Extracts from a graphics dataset
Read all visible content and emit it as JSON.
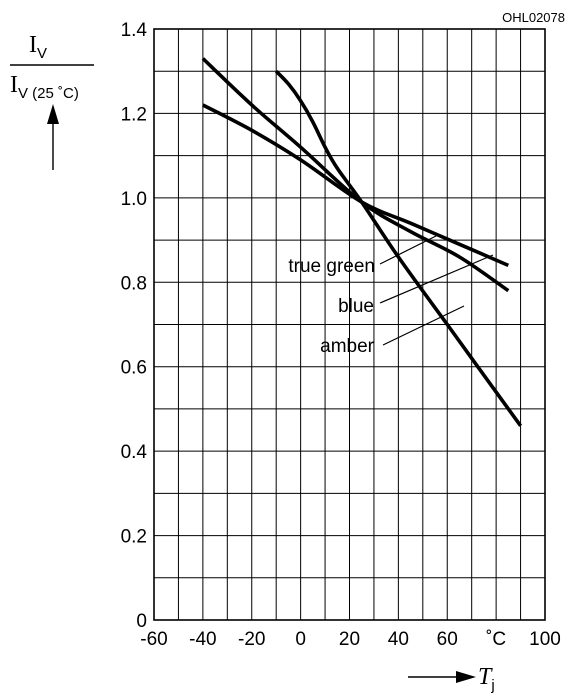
{
  "figure_code": "OHL02078",
  "y_axis_label": {
    "numerator_base": "I",
    "numerator_sub": "V",
    "denominator_base": "I",
    "denominator_sub": "V (25 ˚C)"
  },
  "x_axis_label": {
    "base": "T",
    "sub": "j"
  },
  "x_unit": "˚C",
  "chart_data": {
    "type": "line",
    "xlim": [
      -60,
      100
    ],
    "ylim": [
      0,
      1.4
    ],
    "x_ticks": [
      -60,
      -40,
      -20,
      0,
      20,
      40,
      60,
      100
    ],
    "x_tick_labels": [
      "-60",
      "-40",
      "-20",
      "0",
      "20",
      "40",
      "60",
      "100"
    ],
    "y_ticks": [
      0,
      0.2,
      0.4,
      0.6,
      0.8,
      1.0,
      1.2,
      1.4
    ],
    "y_tick_labels": [
      "0",
      "0.2",
      "0.4",
      "0.6",
      "0.8",
      "1.0",
      "1.2",
      "1.4"
    ],
    "grid": true,
    "series": [
      {
        "name": "true green",
        "x": [
          -40,
          -20,
          0,
          25,
          45,
          65,
          85
        ],
        "y": [
          1.22,
          1.16,
          1.09,
          0.99,
          0.94,
          0.89,
          0.84
        ]
      },
      {
        "name": "blue",
        "x": [
          -40,
          -20,
          0,
          25,
          45,
          65,
          85
        ],
        "y": [
          1.33,
          1.22,
          1.12,
          0.99,
          0.92,
          0.86,
          0.78
        ]
      },
      {
        "name": "amber",
        "x": [
          -10,
          -5,
          0,
          5,
          10,
          15,
          25,
          40,
          60,
          75,
          90
        ],
        "y": [
          1.3,
          1.27,
          1.23,
          1.18,
          1.12,
          1.07,
          0.99,
          0.86,
          0.7,
          0.58,
          0.46
        ]
      }
    ]
  }
}
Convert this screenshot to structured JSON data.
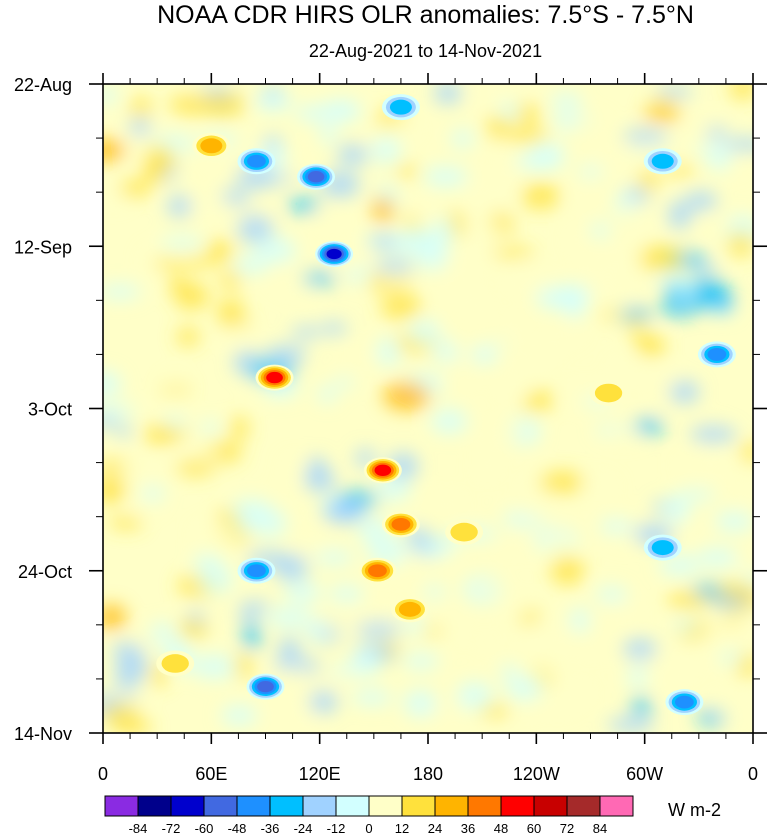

* [SHORT EXERCISE]
Transcribe all the records above word for word, without their images.

* [THE RESULT]
Read all visible content and emit it as JSON.
{
  "figure_code": "OHL02078",
  "y_axis_label": {
    "numerator_base": "I",
    "numerator_sub": "V",
    "denominator_base": "I",
    "denominator_sub": "V (25 ˚C)"
  },
  "x_axis_label": {
    "base": "T",
    "sub": "j"
  },
  "x_unit": "˚C",
  "chart_data": {
    "type": "line",
    "xlim": [
      -60,
      100
    ],
    "ylim": [
      0,
      1.4
    ],
    "x_ticks": [
      -60,
      -40,
      -20,
      0,
      20,
      40,
      60,
      100
    ],
    "x_tick_labels": [
      "-60",
      "-40",
      "-20",
      "0",
      "20",
      "40",
      "60",
      "100"
    ],
    "y_ticks": [
      0,
      0.2,
      0.4,
      0.6,
      0.8,
      1.0,
      1.2,
      1.4
    ],
    "y_tick_labels": [
      "0",
      "0.2",
      "0.4",
      "0.6",
      "0.8",
      "1.0",
      "1.2",
      "1.4"
    ],
    "grid": true,
    "series": [
      {
        "name": "true green",
        "x": [
          -40,
          -20,
          0,
          25,
          45,
          65,
          85
        ],
        "y": [
          1.22,
          1.16,
          1.09,
          0.99,
          0.94,
          0.89,
          0.84
        ]
      },
      {
        "name": "blue",
        "x": [
          -40,
          -20,
          0,
          25,
          45,
          65,
          85
        ],
        "y": [
          1.33,
          1.22,
          1.12,
          0.99,
          0.92,
          0.86,
          0.78
        ]
      },
      {
        "name": "amber",
        "x": [
          -10,
          -5,
          0,
          5,
          10,
          15,
          25,
          40,
          60,
          75,
          90
        ],
        "y": [
          1.3,
          1.27,
          1.23,
          1.18,
          1.12,
          1.07,
          0.99,
          0.86,
          0.7,
          0.58,
          0.46
        ]
      }
    ]
  }
}
Convert this screenshot to structured JSON data.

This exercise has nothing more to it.